Can you give the data below as a JSON list of strings, one string per line, starting at the line containing "List every element" and ending at the line containing "email-time: 15.18 — [534, 230, 605, 261]", with blank lines and pictures left out?

Exercise material:
[Begin]
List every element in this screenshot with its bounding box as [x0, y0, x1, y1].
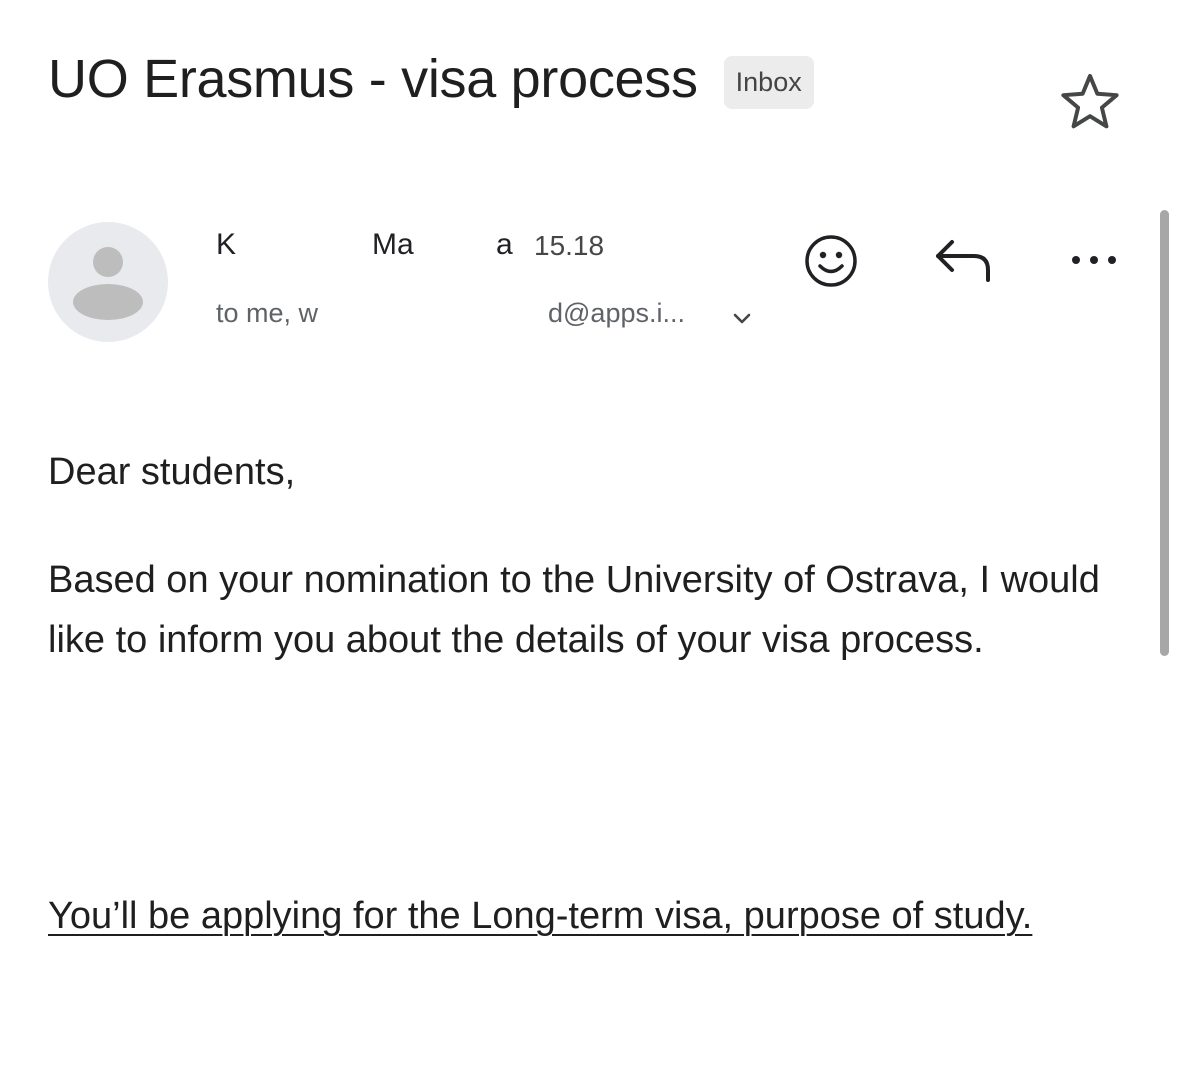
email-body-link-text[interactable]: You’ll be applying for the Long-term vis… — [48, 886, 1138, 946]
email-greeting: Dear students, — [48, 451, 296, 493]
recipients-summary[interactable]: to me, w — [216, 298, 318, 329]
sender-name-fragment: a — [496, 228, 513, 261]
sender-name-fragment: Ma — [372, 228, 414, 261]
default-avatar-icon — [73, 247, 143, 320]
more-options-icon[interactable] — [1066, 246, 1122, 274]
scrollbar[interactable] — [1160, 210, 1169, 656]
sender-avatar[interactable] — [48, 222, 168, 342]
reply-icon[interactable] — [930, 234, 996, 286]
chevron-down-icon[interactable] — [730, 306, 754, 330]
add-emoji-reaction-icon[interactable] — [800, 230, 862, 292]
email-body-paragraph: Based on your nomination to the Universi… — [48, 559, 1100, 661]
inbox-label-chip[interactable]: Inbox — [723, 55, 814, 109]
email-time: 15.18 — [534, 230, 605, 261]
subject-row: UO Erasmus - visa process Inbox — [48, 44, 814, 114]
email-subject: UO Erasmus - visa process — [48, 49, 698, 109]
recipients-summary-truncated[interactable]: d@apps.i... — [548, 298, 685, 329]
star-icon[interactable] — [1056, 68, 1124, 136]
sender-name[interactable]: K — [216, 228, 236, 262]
[End]
[Begin]
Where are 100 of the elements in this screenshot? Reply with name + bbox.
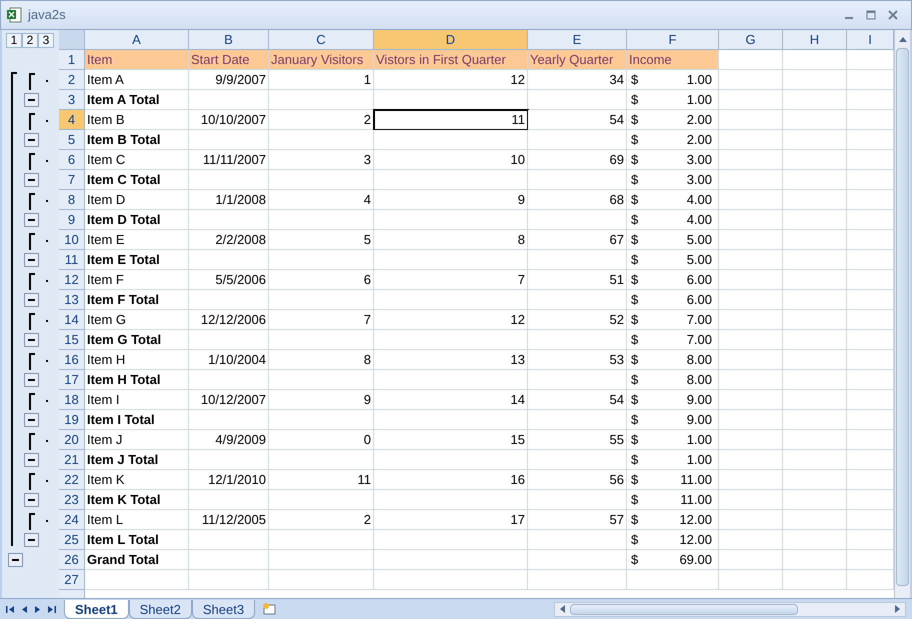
[End]
Correct result:
[
  "List every element in this screenshot with its bounding box as [x0, y0, x1, y1].",
  "email-body-link-text[interactable]: You’ll be applying for the Long-term vis… — [48, 886, 1138, 946]",
  "email-greeting: Dear students, — [48, 451, 296, 493]",
  "recipients-summary[interactable]: to me, w — [216, 298, 318, 329]",
  "sender-name-fragment: a — [496, 228, 513, 261]",
  "sender-name-fragment: Ma — [372, 228, 414, 261]",
  "default-avatar-icon — [73, 247, 143, 320]",
  "more-options-icon[interactable] — [1066, 246, 1122, 274]",
  "scrollbar[interactable] — [1160, 210, 1169, 656]",
  "sender-avatar[interactable] — [48, 222, 168, 342]",
  "reply-icon[interactable] — [930, 234, 996, 286]",
  "chevron-down-icon[interactable] — [730, 306, 754, 330]",
  "add-emoji-reaction-icon[interactable] — [800, 230, 862, 292]",
  "email-body-paragraph: Based on your nomination to the Universi… — [48, 559, 1100, 661]",
  "inbox-label-chip[interactable]: Inbox — [723, 55, 814, 109]",
  "email-time: 15.18 — [534, 230, 605, 261]"
]